- [DATA ROWS]

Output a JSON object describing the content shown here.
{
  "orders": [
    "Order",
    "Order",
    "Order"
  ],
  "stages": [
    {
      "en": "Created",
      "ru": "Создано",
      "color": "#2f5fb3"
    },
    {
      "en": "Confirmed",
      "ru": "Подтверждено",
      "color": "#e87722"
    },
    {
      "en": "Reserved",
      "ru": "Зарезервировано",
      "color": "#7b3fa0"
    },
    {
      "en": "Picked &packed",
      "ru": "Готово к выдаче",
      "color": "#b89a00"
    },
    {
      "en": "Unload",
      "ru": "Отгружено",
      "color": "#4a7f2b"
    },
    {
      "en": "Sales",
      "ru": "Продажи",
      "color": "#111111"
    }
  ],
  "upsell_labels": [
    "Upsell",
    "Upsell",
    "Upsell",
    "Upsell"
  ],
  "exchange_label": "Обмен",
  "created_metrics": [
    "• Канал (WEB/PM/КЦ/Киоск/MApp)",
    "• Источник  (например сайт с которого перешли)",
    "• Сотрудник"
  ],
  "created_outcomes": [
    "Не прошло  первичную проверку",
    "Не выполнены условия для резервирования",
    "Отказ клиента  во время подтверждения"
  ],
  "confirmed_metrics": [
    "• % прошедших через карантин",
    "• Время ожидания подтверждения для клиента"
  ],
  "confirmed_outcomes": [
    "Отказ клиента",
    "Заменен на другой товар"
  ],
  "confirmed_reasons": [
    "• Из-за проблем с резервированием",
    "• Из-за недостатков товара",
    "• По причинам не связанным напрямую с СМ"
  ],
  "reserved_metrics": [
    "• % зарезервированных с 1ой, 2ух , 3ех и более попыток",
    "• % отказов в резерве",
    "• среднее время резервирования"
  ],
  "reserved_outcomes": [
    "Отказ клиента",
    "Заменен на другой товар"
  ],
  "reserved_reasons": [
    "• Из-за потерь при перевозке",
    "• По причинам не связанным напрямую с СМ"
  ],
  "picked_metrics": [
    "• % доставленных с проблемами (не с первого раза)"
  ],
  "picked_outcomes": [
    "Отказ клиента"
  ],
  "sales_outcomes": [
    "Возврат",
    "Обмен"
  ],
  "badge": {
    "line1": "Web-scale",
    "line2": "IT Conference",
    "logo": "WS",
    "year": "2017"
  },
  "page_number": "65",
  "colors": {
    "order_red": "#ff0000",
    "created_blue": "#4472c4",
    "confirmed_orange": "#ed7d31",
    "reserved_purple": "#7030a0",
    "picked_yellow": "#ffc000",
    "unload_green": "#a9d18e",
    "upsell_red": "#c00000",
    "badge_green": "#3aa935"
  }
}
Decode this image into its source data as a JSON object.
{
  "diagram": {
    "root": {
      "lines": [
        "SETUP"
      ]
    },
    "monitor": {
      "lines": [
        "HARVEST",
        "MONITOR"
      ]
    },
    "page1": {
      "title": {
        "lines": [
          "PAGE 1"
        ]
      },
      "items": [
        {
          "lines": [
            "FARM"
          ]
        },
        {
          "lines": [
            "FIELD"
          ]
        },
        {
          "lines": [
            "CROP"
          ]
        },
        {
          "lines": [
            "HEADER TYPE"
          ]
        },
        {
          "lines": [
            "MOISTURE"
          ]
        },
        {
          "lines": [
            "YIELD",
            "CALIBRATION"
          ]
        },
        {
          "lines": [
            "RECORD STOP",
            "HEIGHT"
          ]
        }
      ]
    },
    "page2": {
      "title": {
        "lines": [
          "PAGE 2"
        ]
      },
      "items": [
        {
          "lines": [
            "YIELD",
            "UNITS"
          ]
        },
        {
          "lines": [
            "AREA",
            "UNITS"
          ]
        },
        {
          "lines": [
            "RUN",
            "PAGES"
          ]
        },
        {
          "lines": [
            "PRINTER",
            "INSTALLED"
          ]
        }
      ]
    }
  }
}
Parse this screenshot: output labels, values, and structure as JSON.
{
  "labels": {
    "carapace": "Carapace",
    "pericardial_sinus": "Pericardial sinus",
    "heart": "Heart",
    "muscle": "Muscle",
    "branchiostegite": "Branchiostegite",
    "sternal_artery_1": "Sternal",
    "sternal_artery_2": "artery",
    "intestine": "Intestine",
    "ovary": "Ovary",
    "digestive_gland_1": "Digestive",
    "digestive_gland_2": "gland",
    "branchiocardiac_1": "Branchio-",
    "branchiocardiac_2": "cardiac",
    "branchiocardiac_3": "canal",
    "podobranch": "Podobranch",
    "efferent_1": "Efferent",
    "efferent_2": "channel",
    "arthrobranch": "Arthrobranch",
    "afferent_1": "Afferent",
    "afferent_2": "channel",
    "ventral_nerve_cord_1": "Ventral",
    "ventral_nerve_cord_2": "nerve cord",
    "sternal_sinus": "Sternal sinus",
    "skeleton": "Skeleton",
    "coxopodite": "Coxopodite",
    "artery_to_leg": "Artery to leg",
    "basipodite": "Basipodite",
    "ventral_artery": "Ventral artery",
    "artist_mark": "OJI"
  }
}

- [EXERCISE INSTRUCTIONS]
Every entry must be quoted exactly as it appears above.

- [PROBLEM SOLUTION]
Output a JSON object describing the content shown here.
{
  "orders": [
    "Order",
    "Order",
    "Order"
  ],
  "stages": [
    {
      "en": "Created",
      "ru": "Создано",
      "color": "#2f5fb3"
    },
    {
      "en": "Confirmed",
      "ru": "Подтверждено",
      "color": "#e87722"
    },
    {
      "en": "Reserved",
      "ru": "Зарезервировано",
      "color": "#7b3fa0"
    },
    {
      "en": "Picked &packed",
      "ru": "Готово к выдаче",
      "color": "#b89a00"
    },
    {
      "en": "Unload",
      "ru": "Отгружено",
      "color": "#4a7f2b"
    },
    {
      "en": "Sales",
      "ru": "Продажи",
      "color": "#111111"
    }
  ],
  "upsell_labels": [
    "Upsell",
    "Upsell",
    "Upsell",
    "Upsell"
  ],
  "exchange_label": "Обмен",
  "created_metrics": [
    "• Канал (WEB/PM/КЦ/Киоск/MApp)",
    "• Источник  (например сайт с которого перешли)",
    "• Сотрудник"
  ],
  "created_outcomes": [
    "Не прошло  первичную проверку",
    "Не выполнены условия для резервирования",
    "Отказ клиента  во время подтверждения"
  ],
  "confirmed_metrics": [
    "• % прошедших через карантин",
    "• Время ожидания подтверждения для клиента"
  ],
  "confirmed_outcomes": [
    "Отказ клиента",
    "Заменен на другой товар"
  ],
  "confirmed_reasons": [
    "• Из-за проблем с резервированием",
    "• Из-за недостатков товара",
    "• По причинам не связанным напрямую с СМ"
  ],
  "reserved_metrics": [
    "• % зарезервированных с 1ой, 2ух , 3ех и более попыток",
    "• % отказов в резерве",
    "• среднее время резервирования"
  ],
  "reserved_outcomes": [
    "Отказ клиента",
    "Заменен на другой товар"
  ],
  "reserved_reasons": [
    "• Из-за потерь при перевозке",
    "• По причинам не связанным напрямую с СМ"
  ],
  "picked_metrics": [
    "• % доставленных с проблемами (не с первого раза)"
  ],
  "picked_outcomes": [
    "Отказ клиента"
  ],
  "sales_outcomes": [
    "Возврат",
    "Обмен"
  ],
  "badge": {
    "line1": "Web-scale",
    "line2": "IT Conference",
    "logo": "WS",
    "year": "2017"
  },
  "page_number": "65",
  "colors": {
    "order_red": "#ff0000",
    "created_blue": "#4472c4",
    "confirmed_orange": "#ed7d31",
    "reserved_purple": "#7030a0",
    "picked_yellow": "#ffc000",
    "unload_green": "#a9d18e",
    "upsell_red": "#c00000",
    "badge_green": "#3aa935"
  }
}
Decode this image into its source data as a JSON object.
{
  "diagram": {
    "root": {
      "lines": [
        "SETUP"
      ]
    },
    "monitor": {
      "lines": [
        "HARVEST",
        "MONITOR"
      ]
    },
    "page1": {
      "title": {
        "lines": [
          "PAGE 1"
        ]
      },
      "items": [
        {
          "lines": [
            "FARM"
          ]
        },
        {
          "lines": [
            "FIELD"
          ]
        },
        {
          "lines": [
            "CROP"
          ]
        },
        {
          "lines": [
            "HEADER TYPE"
          ]
        },
        {
          "lines": [
            "MOISTURE"
          ]
        },
        {
          "lines": [
            "YIELD",
            "CALIBRATION"
          ]
        },
        {
          "lines": [
            "RECORD STOP",
            "HEIGHT"
          ]
        }
      ]
    },
    "page2": {
      "title": {
        "lines": [
          "PAGE 2"
        ]
      },
      "items": [
        {
          "lines": [
            "YIELD",
            "UNITS"
          ]
        },
        {
          "lines": [
            "AREA",
            "UNITS"
          ]
        },
        {
          "lines": [
            "RUN",
            "PAGES"
          ]
        },
        {
          "lines": [
            "PRINTER",
            "INSTALLED"
          ]
        }
      ]
    }
  }
}
Parse this screenshot: output labels, values, and structure as JSON.
{
  "labels": {
    "carapace": "Carapace",
    "pericardial_sinus": "Pericardial sinus",
    "heart": "Heart",
    "muscle": "Muscle",
    "branchiostegite": "Branchiostegite",
    "sternal_artery_1": "Sternal",
    "sternal_artery_2": "artery",
    "intestine": "Intestine",
    "ovary": "Ovary",
    "digestive_gland_1": "Digestive",
    "digestive_gland_2": "gland",
    "branchiocardiac_1": "Branchio-",
    "branchiocardiac_2": "cardiac",
    "branchiocardiac_3": "canal",
    "podobranch": "Podobranch",
    "efferent_1": "Efferent",
    "efferent_2": "channel",
    "arthrobranch": "Arthrobranch",
    "afferent_1": "Afferent",
    "afferent_2": "channel",
    "ventral_nerve_cord_1": "Ventral",
    "ventral_nerve_cord_2": "nerve cord",
    "sternal_sinus": "Sternal sinus",
    "skeleton": "Skeleton",
    "coxopodite": "Coxopodite",
    "artery_to_leg": "Artery to leg",
    "basipodite": "Basipodite",
    "ventral_artery": "Ventral artery",
    "artist_mark": "OJI"
  }
}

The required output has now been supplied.